What is needed
Using the records provided below, locate and copy each line that contains the word "BCC₁B₁".
-- Start of Data rows --
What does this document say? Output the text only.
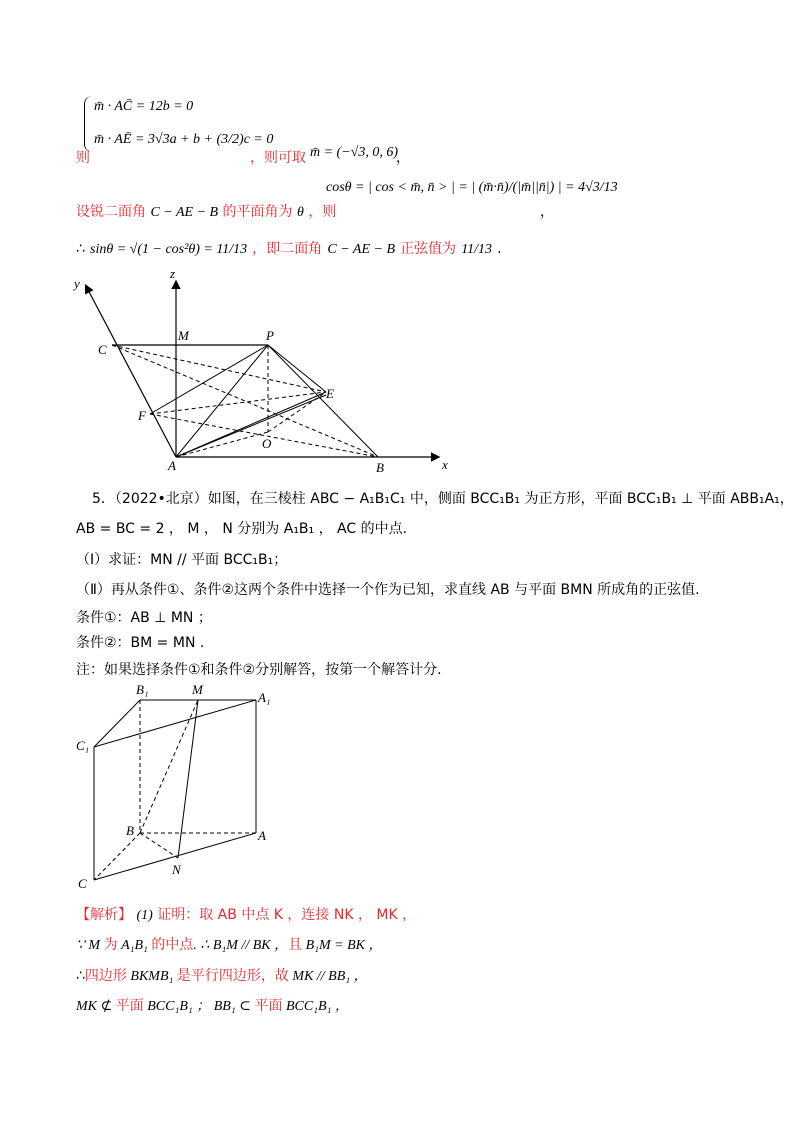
m̄ · AC̄ = 12b = 0
m̄ · AĒ = 3√3a + b + (3/2)c = 0
则	，则可取 m̄ = (−√3, 0, 6)
，
cosθ = | cos < m̄, n̄ > | = | (m̄·n̄)/(|m̄||n̄|) | = 4√3/13
设锐二面角 C − AE − B 的平面角为 θ ，则	，
∴ sinθ = √(1 − cos²θ) = 11/13 ，即二面角 C − AE − B 正弦值为 11/13 .
y
z
x
M	P
C
E
F
O
A	B
5．（2022•北京）如图，在三棱柱 ABC − A₁B₁C₁ 中，侧面 BCC₁B₁ 为正方形，平面 BCC₁B₁ ⊥ 平面 ABB₁A₁，
AB = BC = 2 ， M ， N 分别为 A₁B₁ ， AC 的中点.
（Ⅰ）求证：MN // 平面 BCC₁B₁；
（Ⅱ）再从条件①、条件②这两个条件中选择一个作为已知，求直线 AB 与平面 BMN 所成角的正弦值.
条件①：AB ⊥ MN ；
条件②：BM = MN .
注：如果选择条件①和条件②分别解答，按第一个解答计分.
B₁	M
A₁
C₁
B	A
N
C
【解析】 (1) 证明：取 AB 中点 K ，连接 NK ， MK ，
∵ M 为 A₁B₁ 的中点. ∴ B₁M // BK ，且 B₁M = BK ，
∴四边形 BKMB₁ 是平行四边形，故 MK // BB₁ ，
MK ⊄ 平面 BCC₁B₁ ； BB₁ ⊂ 平面 BCC₁B₁ ，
-- End of Data rows --
Exercise solution
5．（2022•北京）如图，在三棱柱 ABC − A₁B₁C₁ 中，侧面 BCC₁B₁ 为正方形，平面 BCC₁B₁ ⊥ 平面 ABB₁A₁，
（Ⅰ）求证：MN // 平面 BCC₁B₁；
MK ⊄ 平面 BCC₁B₁ ； BB₁ ⊂ 平面 BCC₁B₁ ，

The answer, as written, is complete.